begin Data for this task

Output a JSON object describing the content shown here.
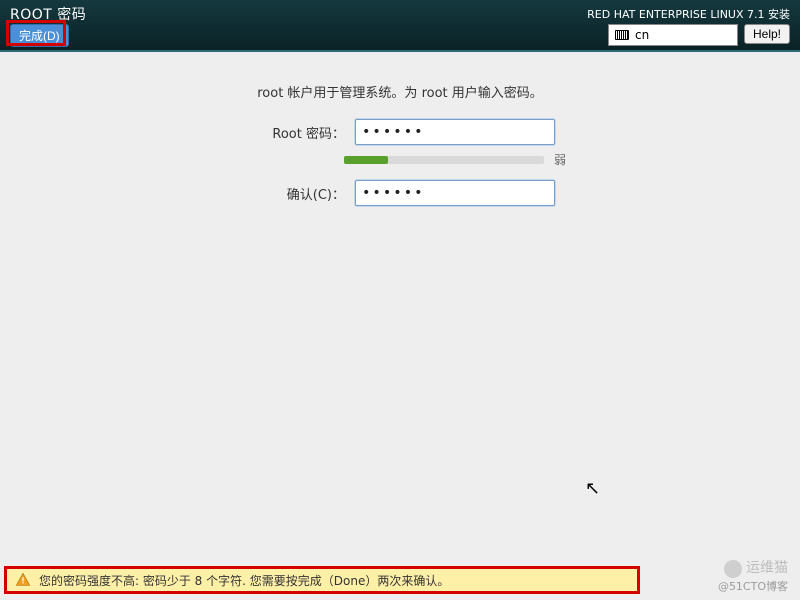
{
  "header": {
    "title": "ROOT 密码",
    "subtitle": "RED HAT ENTERPRISE LINUX 7.1 安装",
    "done_label": "完成(D)",
    "lang_code": "cn",
    "help_label": "Help!"
  },
  "form": {
    "description": "root 帐户用于管理系统。为 root 用户输入密码。",
    "password_label": "Root 密码：",
    "password_value": "••••••",
    "confirm_label": "确认(C)：",
    "confirm_value": "••••••",
    "strength_percent": 22,
    "strength_label": "弱"
  },
  "warning": {
    "text": "您的密码强度不高: 密码少于 8 个字符. 您需要按完成（Done）两次来确认。"
  },
  "watermark": {
    "brand": "运维猫",
    "handle": "@51CTO博客"
  }
}
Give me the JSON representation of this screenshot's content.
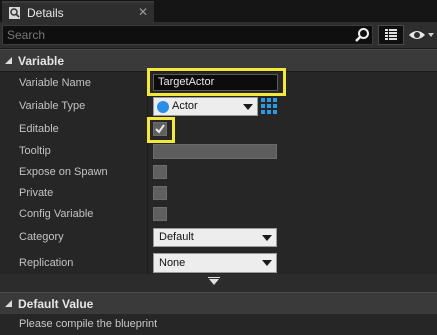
{
  "tab": {
    "title": "Details",
    "icon": "details-magnifier-icon",
    "close": "✕"
  },
  "search": {
    "placeholder": "Search"
  },
  "colors": {
    "highlight": "#f4e93a",
    "actor_icon": "#2b8ee6",
    "grid_icon": "#2b9ae6"
  },
  "variable_section": {
    "title": "Variable",
    "rows": {
      "name": {
        "label": "Variable Name",
        "value": "TargetActor"
      },
      "type": {
        "label": "Variable Type",
        "value": "Actor"
      },
      "editable": {
        "label": "Editable",
        "checked": true
      },
      "tooltip": {
        "label": "Tooltip"
      },
      "expose": {
        "label": "Expose on Spawn",
        "checked": false
      },
      "private": {
        "label": "Private",
        "checked": false
      },
      "config": {
        "label": "Config Variable",
        "checked": false
      },
      "category": {
        "label": "Category",
        "value": "Default"
      },
      "replication": {
        "label": "Replication",
        "value": "None"
      }
    }
  },
  "default_section": {
    "title": "Default Value",
    "message": "Please compile the blueprint"
  }
}
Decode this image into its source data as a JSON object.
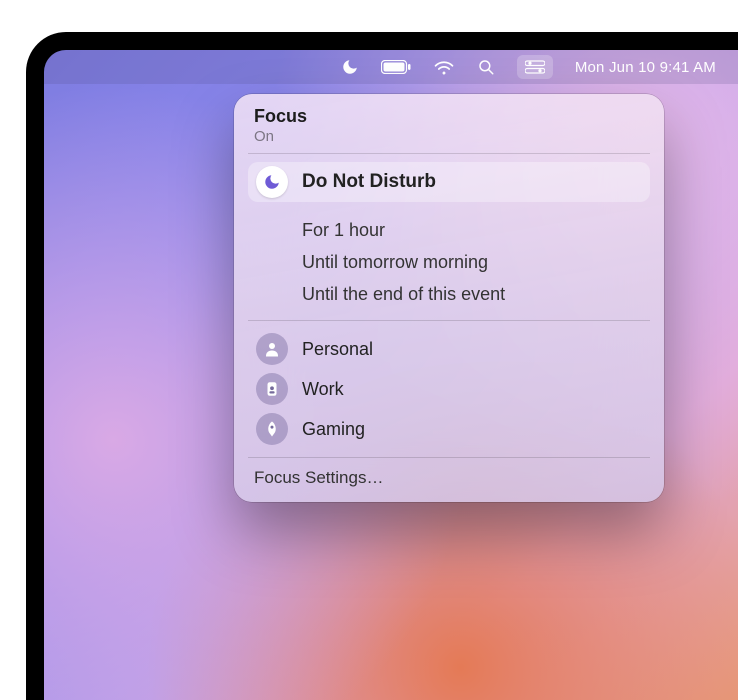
{
  "menubar": {
    "clock": "Mon Jun 10  9:41 AM"
  },
  "popover": {
    "title": "Focus",
    "subtitle": "On",
    "dnd": {
      "label": "Do Not Disturb"
    },
    "durations": [
      {
        "label": "For 1 hour"
      },
      {
        "label": "Until tomorrow morning"
      },
      {
        "label": "Until the end of this event"
      }
    ],
    "modes": [
      {
        "label": "Personal",
        "icon": "person"
      },
      {
        "label": "Work",
        "icon": "badge"
      },
      {
        "label": "Gaming",
        "icon": "rocket"
      }
    ],
    "settings_label": "Focus Settings…"
  }
}
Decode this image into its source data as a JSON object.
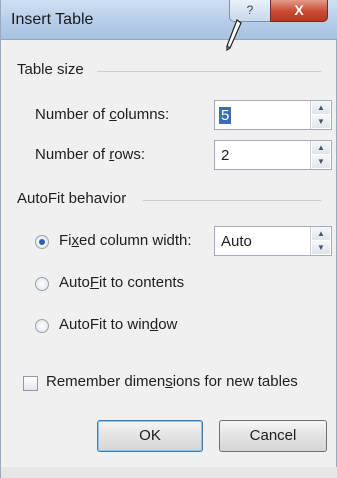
{
  "window": {
    "title": "Insert Table",
    "help_label": "?",
    "close_label": "X"
  },
  "table_size": {
    "section_label": "Table size",
    "columns": {
      "label_pre": "Number of ",
      "label_key": "c",
      "label_post": "olumns:",
      "value": "5"
    },
    "rows": {
      "label_pre": "Number of ",
      "label_key": "r",
      "label_post": "ows:",
      "value": "2"
    }
  },
  "autofit": {
    "section_label": "AutoFit behavior",
    "options": [
      {
        "pre": "Fi",
        "key": "x",
        "post": "ed column width:",
        "checked": true
      },
      {
        "pre": "Auto",
        "key": "F",
        "post": "it to contents",
        "checked": false
      },
      {
        "pre": "AutoFit to win",
        "key": "d",
        "post": "ow",
        "checked": false
      }
    ],
    "fixed_width_value": "Auto"
  },
  "remember": {
    "pre": "Remember dimen",
    "key": "s",
    "post": "ions for new tables",
    "checked": false
  },
  "buttons": {
    "ok_label": "OK",
    "cancel_label": "Cancel"
  },
  "icons": {
    "help": "help-icon",
    "close": "close-icon",
    "spin_up": "chevron-up-icon",
    "spin_down": "chevron-down-icon",
    "cursor": "pen-cursor-icon"
  },
  "colors": {
    "titlebar": "#b6cde8",
    "close_button": "#c94a33",
    "selection": "#3a6fb7",
    "radio_dot": "#2a5fae",
    "dialog_bg": "#f0f0f0"
  }
}
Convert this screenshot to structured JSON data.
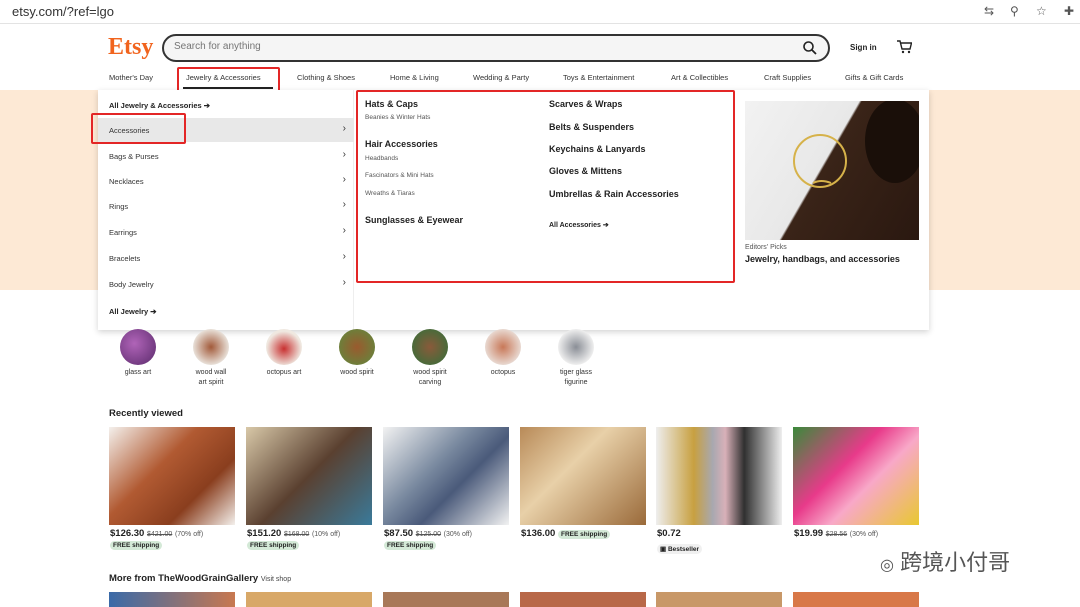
{
  "browser": {
    "url": "etsy.com/?ref=lgo"
  },
  "header": {
    "logo": "Etsy",
    "search_placeholder": "Search for anything",
    "signin": "Sign in"
  },
  "nav": [
    "Mother's Day",
    "Jewelry & Accessories",
    "Clothing & Shoes",
    "Home & Living",
    "Wedding & Party",
    "Toys & Entertainment",
    "Art & Collectibles",
    "Craft Supplies",
    "Gifts & Gift Cards"
  ],
  "menu": {
    "all_link": "All Jewelry & Accessories",
    "left": [
      "Accessories",
      "Bags & Purses",
      "Necklaces",
      "Rings",
      "Earrings",
      "Bracelets",
      "Body Jewelry"
    ],
    "all_jewelry": "All Jewelry",
    "col1": {
      "hats": "Hats & Caps",
      "hats_sub": "Beanies & Winter Hats",
      "hair": "Hair Accessories",
      "hair_sub1": "Headbands",
      "hair_sub2": "Fascinators & Mini Hats",
      "hair_sub3": "Wreaths & Tiaras",
      "sun": "Sunglasses & Eyewear"
    },
    "col2": [
      "Scarves & Wraps",
      "Belts & Suspenders",
      "Keychains & Lanyards",
      "Gloves & Mittens",
      "Umbrellas & Rain Accessories"
    ],
    "all_accessories": "All Accessories",
    "editors_label": "Editors' Picks",
    "editors_title": "Jewelry, handbags, and accessories"
  },
  "searches": [
    {
      "l1": "glass art",
      "l2": ""
    },
    {
      "l1": "wood wall",
      "l2": "art spirit"
    },
    {
      "l1": "octopus art",
      "l2": ""
    },
    {
      "l1": "wood spirit",
      "l2": ""
    },
    {
      "l1": "wood spirit",
      "l2": "carving"
    },
    {
      "l1": "octopus",
      "l2": ""
    },
    {
      "l1": "tiger glass",
      "l2": "figurine"
    }
  ],
  "recently_viewed": "Recently viewed",
  "products": [
    {
      "price": "$126.30",
      "orig": "$421.00",
      "off": "(70% off)",
      "badge": "FREE shipping"
    },
    {
      "price": "$151.20",
      "orig": "$168.00",
      "off": "(10% off)",
      "badge": "FREE shipping"
    },
    {
      "price": "$87.50",
      "orig": "$125.00",
      "off": "(30% off)",
      "badge": "FREE shipping"
    },
    {
      "price": "$136.00",
      "orig": "",
      "off": "",
      "badge": "FREE shipping"
    },
    {
      "price": "$0.72",
      "orig": "",
      "off": "",
      "badge": "Bestseller"
    },
    {
      "price": "$19.99",
      "orig": "$28.56",
      "off": "(30% off)",
      "badge": ""
    }
  ],
  "more_from": "More from TheWoodGrainGallery",
  "visit_shop": "Visit shop",
  "watermark": "跨境小付哥"
}
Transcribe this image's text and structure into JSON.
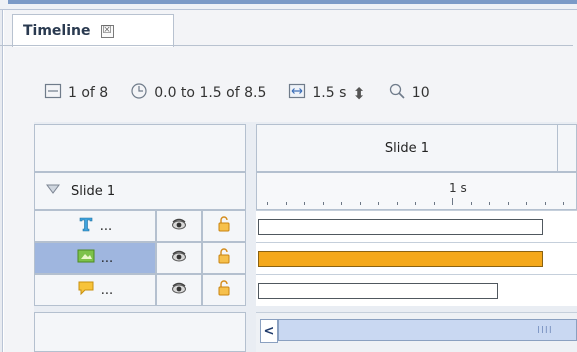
{
  "panel": {
    "tab_label": "Timeline",
    "tab_close_glyph": "☒"
  },
  "toolbar": {
    "slide_icon": "slide-frame-icon",
    "slide_counter": "1 of 8",
    "time_icon": "clock-icon",
    "time_range": "0.0 to 1.5 of 8.5",
    "duration_icon": "fit-width-icon",
    "duration": "1.5 s",
    "stepper_glyph": "⬍",
    "zoom_icon": "magnifier-icon",
    "zoom_partial": "10"
  },
  "grid": {
    "slide_row_label": "Slide 1",
    "timeline_header": "Slide 1",
    "ruler_label": "1 s",
    "rows": [
      {
        "type": "text",
        "label": "...",
        "icon": "text-object-icon",
        "visible_icon": "eye-icon",
        "lock_icon": "lock-icon",
        "selected": false,
        "bar_fraction": 0.95,
        "bar_color": "#ffffff"
      },
      {
        "type": "image",
        "label": "...",
        "icon": "image-object-icon",
        "visible_icon": "eye-icon",
        "lock_icon": "lock-icon",
        "selected": true,
        "bar_fraction": 0.95,
        "bar_color": "#f4a81b"
      },
      {
        "type": "caption",
        "label": "...",
        "icon": "caption-object-icon",
        "visible_icon": "eye-icon",
        "lock_icon": "lock-icon",
        "selected": false,
        "bar_fraction": 0.8,
        "bar_color": "#ffffff"
      }
    ],
    "scroll_left_glyph": "<",
    "scroll_grip_glyph": "IIII"
  },
  "colors": {
    "accent": "#7b9ac7",
    "selected_row": "#9fb6df",
    "bar_orange": "#f4a81b"
  }
}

end Data for this task

▸ **What is needed**: Extract all lines containing the word "Hats".

▸ **Result for this exercise**:
      "hats": "Hats & Caps",
      "hats_sub": "Beanies & Winter Hats",
      "hair_sub2": "Fascinators & Mini Hats",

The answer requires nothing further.